Instruction: Could you write out every record below exactly, leaving out any pictures?

-=-=-

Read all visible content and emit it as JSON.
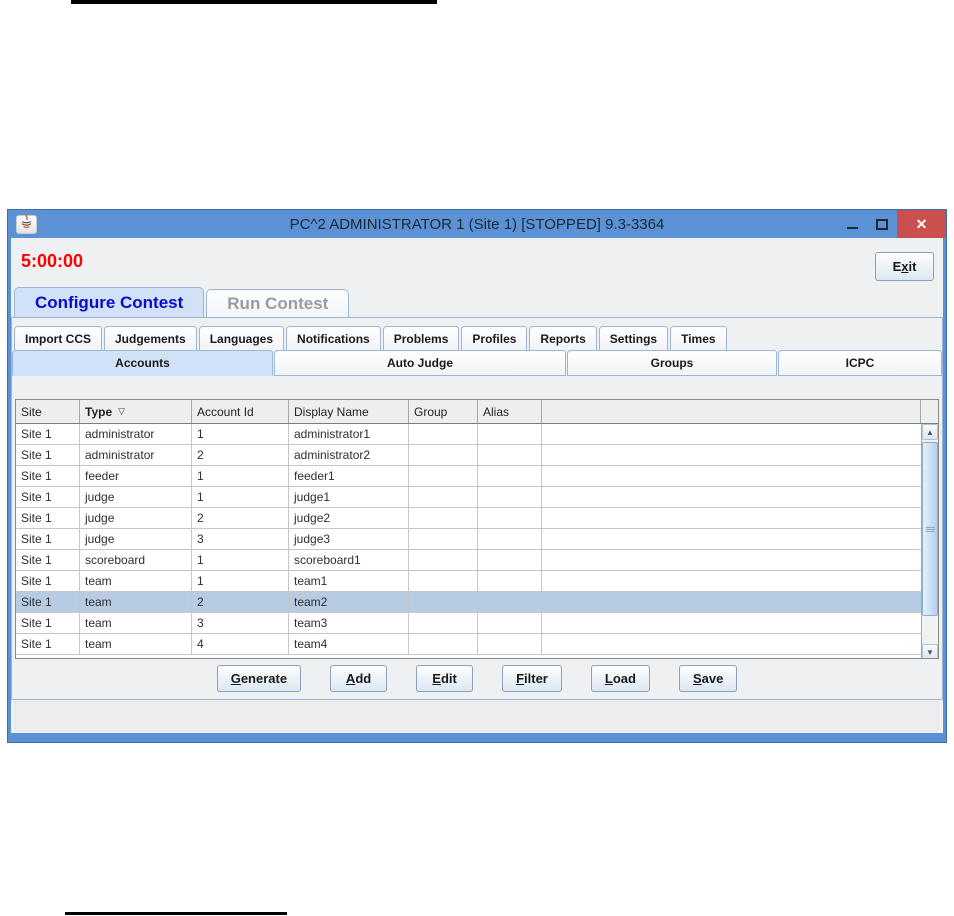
{
  "window": {
    "title": "PC^2 ADMINISTRATOR 1 (Site 1) [STOPPED] 9.3-3364"
  },
  "icons": {
    "close": "✕",
    "sort_descending": "▽",
    "scroll_up": "▲",
    "scroll_down": "▼"
  },
  "toolbar": {
    "timer": "5:00:00",
    "exit": {
      "pre": "E",
      "mnemonic": "x",
      "post": "it"
    }
  },
  "main_tabs": [
    {
      "label": "Configure Contest",
      "selected": true
    },
    {
      "label": "Run Contest",
      "selected": false
    }
  ],
  "sub_tabs": [
    "Import CCS",
    "Judgements",
    "Languages",
    "Notifications",
    "Problems",
    "Profiles",
    "Reports",
    "Settings",
    "Times"
  ],
  "section_tabs": [
    {
      "label": "Accounts",
      "selected": true
    },
    {
      "label": "Auto Judge",
      "selected": false
    },
    {
      "label": "Groups",
      "selected": false
    },
    {
      "label": "ICPC",
      "selected": false
    }
  ],
  "table": {
    "columns": [
      "Site",
      "Type",
      "Account Id",
      "Display Name",
      "Group",
      "Alias"
    ],
    "sorted_column": "Type",
    "selected_row_index": 8,
    "rows": [
      [
        "Site 1",
        "administrator",
        "1",
        "administrator1",
        "",
        ""
      ],
      [
        "Site 1",
        "administrator",
        "2",
        "administrator2",
        "",
        ""
      ],
      [
        "Site 1",
        "feeder",
        "1",
        "feeder1",
        "",
        ""
      ],
      [
        "Site 1",
        "judge",
        "1",
        "judge1",
        "",
        ""
      ],
      [
        "Site 1",
        "judge",
        "2",
        "judge2",
        "",
        ""
      ],
      [
        "Site 1",
        "judge",
        "3",
        "judge3",
        "",
        ""
      ],
      [
        "Site 1",
        "scoreboard",
        "1",
        "scoreboard1",
        "",
        ""
      ],
      [
        "Site 1",
        "team",
        "1",
        "team1",
        "",
        ""
      ],
      [
        "Site 1",
        "team",
        "2",
        "team2",
        "",
        ""
      ],
      [
        "Site 1",
        "team",
        "3",
        "team3",
        "",
        ""
      ],
      [
        "Site 1",
        "team",
        "4",
        "team4",
        "",
        ""
      ]
    ]
  },
  "actions": [
    {
      "pre": "",
      "mnemonic": "G",
      "post": "enerate"
    },
    {
      "pre": "",
      "mnemonic": "A",
      "post": "dd"
    },
    {
      "pre": "",
      "mnemonic": "E",
      "post": "dit"
    },
    {
      "pre": "",
      "mnemonic": "F",
      "post": "ilter"
    },
    {
      "pre": "",
      "mnemonic": "L",
      "post": "oad"
    },
    {
      "pre": "",
      "mnemonic": "S",
      "post": "ave"
    }
  ],
  "colors": {
    "titlebar": "#5b91d5",
    "close_button": "#c9504e",
    "timer_text": "#ff0000",
    "selected_tab_bg": "#d2e2f6",
    "selected_row_bg": "#b7cbe3",
    "active_main_tab_text": "#0909cf",
    "inactive_main_tab_text": "#9b9b9b"
  }
}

-=-=-

Result for this task:
Read all visible content and emit it as JSON.
{
  "window": {
    "title": "PC^2 ADMINISTRATOR 1 (Site 1) [STOPPED] 9.3-3364"
  },
  "icons": {
    "close": "✕",
    "sort_descending": "▽",
    "scroll_up": "▲",
    "scroll_down": "▼"
  },
  "toolbar": {
    "timer": "5:00:00",
    "exit": {
      "pre": "E",
      "mnemonic": "x",
      "post": "it"
    }
  },
  "main_tabs": [
    {
      "label": "Configure Contest",
      "selected": true
    },
    {
      "label": "Run Contest",
      "selected": false
    }
  ],
  "sub_tabs": [
    "Import CCS",
    "Judgements",
    "Languages",
    "Notifications",
    "Problems",
    "Profiles",
    "Reports",
    "Settings",
    "Times"
  ],
  "section_tabs": [
    {
      "label": "Accounts",
      "selected": true
    },
    {
      "label": "Auto Judge",
      "selected": false
    },
    {
      "label": "Groups",
      "selected": false
    },
    {
      "label": "ICPC",
      "selected": false
    }
  ],
  "table": {
    "columns": [
      "Site",
      "Type",
      "Account Id",
      "Display Name",
      "Group",
      "Alias"
    ],
    "sorted_column": "Type",
    "selected_row_index": 8,
    "rows": [
      [
        "Site 1",
        "administrator",
        "1",
        "administrator1",
        "",
        ""
      ],
      [
        "Site 1",
        "administrator",
        "2",
        "administrator2",
        "",
        ""
      ],
      [
        "Site 1",
        "feeder",
        "1",
        "feeder1",
        "",
        ""
      ],
      [
        "Site 1",
        "judge",
        "1",
        "judge1",
        "",
        ""
      ],
      [
        "Site 1",
        "judge",
        "2",
        "judge2",
        "",
        ""
      ],
      [
        "Site 1",
        "judge",
        "3",
        "judge3",
        "",
        ""
      ],
      [
        "Site 1",
        "scoreboard",
        "1",
        "scoreboard1",
        "",
        ""
      ],
      [
        "Site 1",
        "team",
        "1",
        "team1",
        "",
        ""
      ],
      [
        "Site 1",
        "team",
        "2",
        "team2",
        "",
        ""
      ],
      [
        "Site 1",
        "team",
        "3",
        "team3",
        "",
        ""
      ],
      [
        "Site 1",
        "team",
        "4",
        "team4",
        "",
        ""
      ]
    ]
  },
  "actions": [
    {
      "pre": "",
      "mnemonic": "G",
      "post": "enerate"
    },
    {
      "pre": "",
      "mnemonic": "A",
      "post": "dd"
    },
    {
      "pre": "",
      "mnemonic": "E",
      "post": "dit"
    },
    {
      "pre": "",
      "mnemonic": "F",
      "post": "ilter"
    },
    {
      "pre": "",
      "mnemonic": "L",
      "post": "oad"
    },
    {
      "pre": "",
      "mnemonic": "S",
      "post": "ave"
    }
  ],
  "colors": {
    "titlebar": "#5b91d5",
    "close_button": "#c9504e",
    "timer_text": "#ff0000",
    "selected_tab_bg": "#d2e2f6",
    "selected_row_bg": "#b7cbe3",
    "active_main_tab_text": "#0909cf",
    "inactive_main_tab_text": "#9b9b9b"
  }
}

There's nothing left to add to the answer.